→ **Entries from a dataset**
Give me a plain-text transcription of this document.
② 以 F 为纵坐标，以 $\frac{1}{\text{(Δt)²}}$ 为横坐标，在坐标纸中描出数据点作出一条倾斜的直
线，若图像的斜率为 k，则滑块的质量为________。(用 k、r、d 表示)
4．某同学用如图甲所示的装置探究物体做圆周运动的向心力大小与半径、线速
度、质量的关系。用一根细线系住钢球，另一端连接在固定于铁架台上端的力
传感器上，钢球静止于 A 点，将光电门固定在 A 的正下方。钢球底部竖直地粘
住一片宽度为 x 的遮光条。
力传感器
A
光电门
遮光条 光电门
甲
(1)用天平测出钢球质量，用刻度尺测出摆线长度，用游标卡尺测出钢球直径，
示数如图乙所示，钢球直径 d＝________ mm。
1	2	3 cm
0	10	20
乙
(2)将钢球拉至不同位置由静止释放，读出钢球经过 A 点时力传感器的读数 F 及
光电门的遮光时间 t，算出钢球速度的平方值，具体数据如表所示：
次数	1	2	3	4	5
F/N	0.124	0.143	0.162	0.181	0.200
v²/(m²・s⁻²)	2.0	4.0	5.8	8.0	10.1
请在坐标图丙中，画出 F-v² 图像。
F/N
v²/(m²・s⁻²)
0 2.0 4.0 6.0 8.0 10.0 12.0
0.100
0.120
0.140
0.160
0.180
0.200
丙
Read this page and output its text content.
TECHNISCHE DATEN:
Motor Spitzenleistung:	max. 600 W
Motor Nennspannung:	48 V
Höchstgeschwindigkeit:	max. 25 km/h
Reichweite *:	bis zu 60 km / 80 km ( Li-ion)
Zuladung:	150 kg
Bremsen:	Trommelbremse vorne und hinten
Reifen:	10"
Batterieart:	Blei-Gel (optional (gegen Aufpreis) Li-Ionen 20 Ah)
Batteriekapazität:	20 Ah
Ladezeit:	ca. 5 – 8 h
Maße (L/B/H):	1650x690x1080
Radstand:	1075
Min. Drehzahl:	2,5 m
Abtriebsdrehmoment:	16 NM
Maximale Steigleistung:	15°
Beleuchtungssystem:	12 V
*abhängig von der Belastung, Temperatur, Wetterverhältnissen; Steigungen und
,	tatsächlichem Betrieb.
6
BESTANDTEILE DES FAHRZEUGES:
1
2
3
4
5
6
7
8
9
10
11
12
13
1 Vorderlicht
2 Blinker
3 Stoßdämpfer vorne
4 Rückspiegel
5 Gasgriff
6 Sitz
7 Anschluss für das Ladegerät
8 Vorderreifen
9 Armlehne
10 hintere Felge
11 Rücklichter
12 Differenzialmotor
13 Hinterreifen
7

→ **GOAL**
Return each entry from above without altering a single character.

→ **THE OUTPUT**
Give me a plain-text transcription of this document.
② 以 F 为纵坐标，以 $\frac{1}{\text{(Δt)²}}$ 为横坐标，在坐标纸中描出数据点作出一条倾斜的直
线，若图像的斜率为 k，则滑块的质量为________。(用 k、r、d 表示)
4．某同学用如图甲所示的装置探究物体做圆周运动的向心力大小与半径、线速
度、质量的关系。用一根细线系住钢球，另一端连接在固定于铁架台上端的力
传感器上，钢球静止于 A 点，将光电门固定在 A 的正下方。钢球底部竖直地粘
住一片宽度为 x 的遮光条。
力传感器
A
光电门
遮光条 光电门
甲
(1)用天平测出钢球质量，用刻度尺测出摆线长度，用游标卡尺测出钢球直径，
示数如图乙所示，钢球直径 d＝________ mm。
1	2	3 cm
0	10	20
乙
(2)将钢球拉至不同位置由静止释放，读出钢球经过 A 点时力传感器的读数 F 及
光电门的遮光时间 t，算出钢球速度的平方值，具体数据如表所示：
次数	1	2	3	4	5
F/N	0.124	0.143	0.162	0.181	0.200
v²/(m²・s⁻²)	2.0	4.0	5.8	8.0	10.1
请在坐标图丙中，画出 F-v² 图像。
F/N
v²/(m²・s⁻²)
0 2.0 4.0 6.0 8.0 10.0 12.0
0.100
0.120
0.140
0.160
0.180
0.200
丙
Read this page and output its text content.
TECHNISCHE DATEN:
Motor Spitzenleistung:	max. 600 W
Motor Nennspannung:	48 V
Höchstgeschwindigkeit:	max. 25 km/h
Reichweite *:	bis zu 60 km / 80 km ( Li-ion)
Zuladung:	150 kg
Bremsen:	Trommelbremse vorne und hinten
Reifen:	10"
Batterieart:	Blei-Gel (optional (gegen Aufpreis) Li-Ionen 20 Ah)
Batteriekapazität:	20 Ah
Ladezeit:	ca. 5 – 8 h
Maße (L/B/H):	1650x690x1080
Radstand:	1075
Min. Drehzahl:	2,5 m
Abtriebsdrehmoment:	16 NM
Maximale Steigleistung:	15°
Beleuchtungssystem:	12 V
*abhängig von der Belastung, Temperatur, Wetterverhältnissen; Steigungen und
,	tatsächlichem Betrieb.
6
BESTANDTEILE DES FAHRZEUGES:
1
2
3
4
5
6
7
8
9
10
11
12
13
1 Vorderlicht
2 Blinker
3 Stoßdämpfer vorne
4 Rückspiegel
5 Gasgriff
6 Sitz
7 Anschluss für das Ladegerät
8 Vorderreifen
9 Armlehne
10 hintere Felge
11 Rücklichter
12 Differenzialmotor
13 Hinterreifen
7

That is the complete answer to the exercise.